[Stored data entries]
-- begin --

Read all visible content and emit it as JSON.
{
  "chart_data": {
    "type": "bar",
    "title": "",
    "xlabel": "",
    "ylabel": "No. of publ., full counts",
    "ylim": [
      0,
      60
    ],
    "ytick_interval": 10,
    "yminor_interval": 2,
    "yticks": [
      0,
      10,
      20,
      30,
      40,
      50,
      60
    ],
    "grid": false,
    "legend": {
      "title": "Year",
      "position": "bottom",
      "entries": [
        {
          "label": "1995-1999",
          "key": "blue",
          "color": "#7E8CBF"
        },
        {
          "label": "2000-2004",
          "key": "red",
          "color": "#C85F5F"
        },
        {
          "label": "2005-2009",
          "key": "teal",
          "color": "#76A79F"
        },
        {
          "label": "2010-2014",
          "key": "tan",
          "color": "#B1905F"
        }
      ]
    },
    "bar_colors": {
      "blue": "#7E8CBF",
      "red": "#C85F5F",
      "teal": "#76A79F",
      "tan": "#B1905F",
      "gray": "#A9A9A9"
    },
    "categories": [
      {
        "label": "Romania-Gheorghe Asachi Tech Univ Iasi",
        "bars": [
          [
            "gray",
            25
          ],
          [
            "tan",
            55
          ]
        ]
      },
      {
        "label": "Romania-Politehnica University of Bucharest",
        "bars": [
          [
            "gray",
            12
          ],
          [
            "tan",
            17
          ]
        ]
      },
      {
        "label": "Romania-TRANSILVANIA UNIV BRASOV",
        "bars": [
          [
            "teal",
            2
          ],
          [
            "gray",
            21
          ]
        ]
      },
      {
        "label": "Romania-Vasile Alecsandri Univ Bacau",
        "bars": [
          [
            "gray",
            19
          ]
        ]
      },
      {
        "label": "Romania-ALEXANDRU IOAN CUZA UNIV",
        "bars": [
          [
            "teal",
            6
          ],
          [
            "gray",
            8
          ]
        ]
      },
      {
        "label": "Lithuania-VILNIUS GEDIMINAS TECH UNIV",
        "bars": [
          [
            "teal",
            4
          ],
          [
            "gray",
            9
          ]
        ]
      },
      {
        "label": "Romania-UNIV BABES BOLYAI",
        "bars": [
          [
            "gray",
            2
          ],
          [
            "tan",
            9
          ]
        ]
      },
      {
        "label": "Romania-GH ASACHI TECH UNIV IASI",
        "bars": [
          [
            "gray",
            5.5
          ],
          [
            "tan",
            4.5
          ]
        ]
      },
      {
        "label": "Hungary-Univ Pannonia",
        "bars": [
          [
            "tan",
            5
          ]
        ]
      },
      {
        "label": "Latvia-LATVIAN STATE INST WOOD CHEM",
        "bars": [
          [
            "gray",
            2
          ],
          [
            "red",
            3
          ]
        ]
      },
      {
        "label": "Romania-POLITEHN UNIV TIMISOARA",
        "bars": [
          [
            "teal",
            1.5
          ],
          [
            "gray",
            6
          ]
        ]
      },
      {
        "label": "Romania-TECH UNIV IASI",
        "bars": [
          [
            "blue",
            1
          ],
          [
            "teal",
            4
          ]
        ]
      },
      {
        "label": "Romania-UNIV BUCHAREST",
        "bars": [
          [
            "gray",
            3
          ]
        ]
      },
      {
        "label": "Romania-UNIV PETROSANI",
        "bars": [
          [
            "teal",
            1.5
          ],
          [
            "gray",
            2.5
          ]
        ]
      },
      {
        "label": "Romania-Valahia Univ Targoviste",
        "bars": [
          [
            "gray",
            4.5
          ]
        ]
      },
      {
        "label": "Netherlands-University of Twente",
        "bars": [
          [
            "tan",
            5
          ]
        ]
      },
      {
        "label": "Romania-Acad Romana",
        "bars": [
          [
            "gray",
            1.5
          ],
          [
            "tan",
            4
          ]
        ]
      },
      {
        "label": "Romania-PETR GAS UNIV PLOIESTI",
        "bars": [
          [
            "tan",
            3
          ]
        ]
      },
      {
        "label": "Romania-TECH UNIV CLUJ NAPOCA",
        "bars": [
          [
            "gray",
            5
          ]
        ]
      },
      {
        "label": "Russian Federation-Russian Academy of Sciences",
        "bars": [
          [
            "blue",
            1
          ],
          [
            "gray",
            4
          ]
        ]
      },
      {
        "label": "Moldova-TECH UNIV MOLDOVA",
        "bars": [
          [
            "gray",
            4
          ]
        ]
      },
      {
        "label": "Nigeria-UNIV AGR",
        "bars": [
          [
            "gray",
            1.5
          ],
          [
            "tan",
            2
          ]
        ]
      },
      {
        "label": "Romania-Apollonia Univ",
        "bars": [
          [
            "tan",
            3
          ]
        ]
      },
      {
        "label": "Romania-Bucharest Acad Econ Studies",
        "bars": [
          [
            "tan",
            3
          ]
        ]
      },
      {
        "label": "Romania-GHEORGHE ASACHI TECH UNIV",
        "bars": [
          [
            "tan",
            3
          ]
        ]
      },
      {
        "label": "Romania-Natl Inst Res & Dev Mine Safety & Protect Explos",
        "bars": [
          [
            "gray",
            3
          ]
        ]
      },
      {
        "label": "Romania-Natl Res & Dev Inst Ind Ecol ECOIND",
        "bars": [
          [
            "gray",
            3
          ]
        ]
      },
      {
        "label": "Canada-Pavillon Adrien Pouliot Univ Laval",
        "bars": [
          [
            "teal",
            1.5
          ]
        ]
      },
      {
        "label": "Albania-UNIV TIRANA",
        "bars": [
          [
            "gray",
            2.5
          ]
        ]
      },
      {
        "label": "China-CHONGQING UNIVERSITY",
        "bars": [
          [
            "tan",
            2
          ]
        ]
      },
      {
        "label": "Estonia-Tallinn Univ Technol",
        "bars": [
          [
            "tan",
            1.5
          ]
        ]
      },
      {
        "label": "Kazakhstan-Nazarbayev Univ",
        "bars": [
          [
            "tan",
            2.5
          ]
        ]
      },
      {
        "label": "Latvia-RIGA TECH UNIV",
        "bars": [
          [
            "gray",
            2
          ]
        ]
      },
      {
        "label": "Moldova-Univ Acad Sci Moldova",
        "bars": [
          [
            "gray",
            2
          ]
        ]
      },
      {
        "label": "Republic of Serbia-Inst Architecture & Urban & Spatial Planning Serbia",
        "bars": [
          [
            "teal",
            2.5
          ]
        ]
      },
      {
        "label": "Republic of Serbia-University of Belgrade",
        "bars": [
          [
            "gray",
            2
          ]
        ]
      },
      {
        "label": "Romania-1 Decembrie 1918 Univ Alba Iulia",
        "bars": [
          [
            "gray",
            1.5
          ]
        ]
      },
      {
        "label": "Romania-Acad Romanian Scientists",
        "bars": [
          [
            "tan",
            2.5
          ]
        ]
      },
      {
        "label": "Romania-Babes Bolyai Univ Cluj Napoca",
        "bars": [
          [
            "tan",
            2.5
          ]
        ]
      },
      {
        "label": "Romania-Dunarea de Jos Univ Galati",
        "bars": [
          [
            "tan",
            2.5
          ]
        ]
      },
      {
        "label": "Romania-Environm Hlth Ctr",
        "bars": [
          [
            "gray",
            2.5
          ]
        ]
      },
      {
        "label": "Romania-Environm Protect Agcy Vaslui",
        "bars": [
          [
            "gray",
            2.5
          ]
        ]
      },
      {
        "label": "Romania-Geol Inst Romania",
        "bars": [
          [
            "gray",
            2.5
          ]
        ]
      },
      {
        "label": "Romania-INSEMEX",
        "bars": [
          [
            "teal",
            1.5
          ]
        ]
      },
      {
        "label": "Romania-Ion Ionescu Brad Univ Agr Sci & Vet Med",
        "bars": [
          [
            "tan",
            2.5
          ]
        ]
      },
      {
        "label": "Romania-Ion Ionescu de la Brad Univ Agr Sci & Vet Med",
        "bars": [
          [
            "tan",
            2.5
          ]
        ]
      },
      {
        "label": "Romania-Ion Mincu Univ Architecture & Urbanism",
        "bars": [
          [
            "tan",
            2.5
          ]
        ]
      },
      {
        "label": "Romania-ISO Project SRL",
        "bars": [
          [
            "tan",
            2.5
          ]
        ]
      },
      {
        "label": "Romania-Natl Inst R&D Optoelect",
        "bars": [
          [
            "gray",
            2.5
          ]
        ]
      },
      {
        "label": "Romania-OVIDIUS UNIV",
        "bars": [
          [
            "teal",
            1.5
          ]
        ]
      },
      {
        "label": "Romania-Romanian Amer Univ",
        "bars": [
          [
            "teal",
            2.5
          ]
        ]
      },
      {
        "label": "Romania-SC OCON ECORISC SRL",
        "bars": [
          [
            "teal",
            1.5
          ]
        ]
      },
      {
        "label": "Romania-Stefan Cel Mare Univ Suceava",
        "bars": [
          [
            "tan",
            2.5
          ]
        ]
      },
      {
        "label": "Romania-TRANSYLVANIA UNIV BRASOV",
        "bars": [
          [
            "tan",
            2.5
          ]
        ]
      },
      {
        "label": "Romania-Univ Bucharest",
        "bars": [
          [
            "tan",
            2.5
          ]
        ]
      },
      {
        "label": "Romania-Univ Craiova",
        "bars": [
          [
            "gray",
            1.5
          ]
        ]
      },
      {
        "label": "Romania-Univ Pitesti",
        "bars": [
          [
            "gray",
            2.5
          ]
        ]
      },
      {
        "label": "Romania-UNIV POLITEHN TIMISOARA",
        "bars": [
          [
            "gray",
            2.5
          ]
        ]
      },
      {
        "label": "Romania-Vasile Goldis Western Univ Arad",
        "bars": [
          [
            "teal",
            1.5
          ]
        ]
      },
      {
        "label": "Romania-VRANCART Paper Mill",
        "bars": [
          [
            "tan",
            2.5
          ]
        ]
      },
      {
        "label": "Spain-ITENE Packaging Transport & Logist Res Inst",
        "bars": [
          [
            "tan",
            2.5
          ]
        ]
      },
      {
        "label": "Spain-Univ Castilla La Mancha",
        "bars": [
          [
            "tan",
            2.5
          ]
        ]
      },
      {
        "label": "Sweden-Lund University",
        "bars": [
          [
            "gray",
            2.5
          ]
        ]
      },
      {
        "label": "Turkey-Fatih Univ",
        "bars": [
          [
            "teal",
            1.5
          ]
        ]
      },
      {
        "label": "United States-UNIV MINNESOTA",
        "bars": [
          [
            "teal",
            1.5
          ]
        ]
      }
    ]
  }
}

-- end --

▸ **TASK STATEMENT**
Gather and copy every line of the data in which the string "Protect" is found.

▸ **TASK SOLUTION**
        "label": "Romania-Natl Inst Res & Dev Mine Safety & Protect Explos",
        "label": "Romania-Environm Protect Agcy Vaslui",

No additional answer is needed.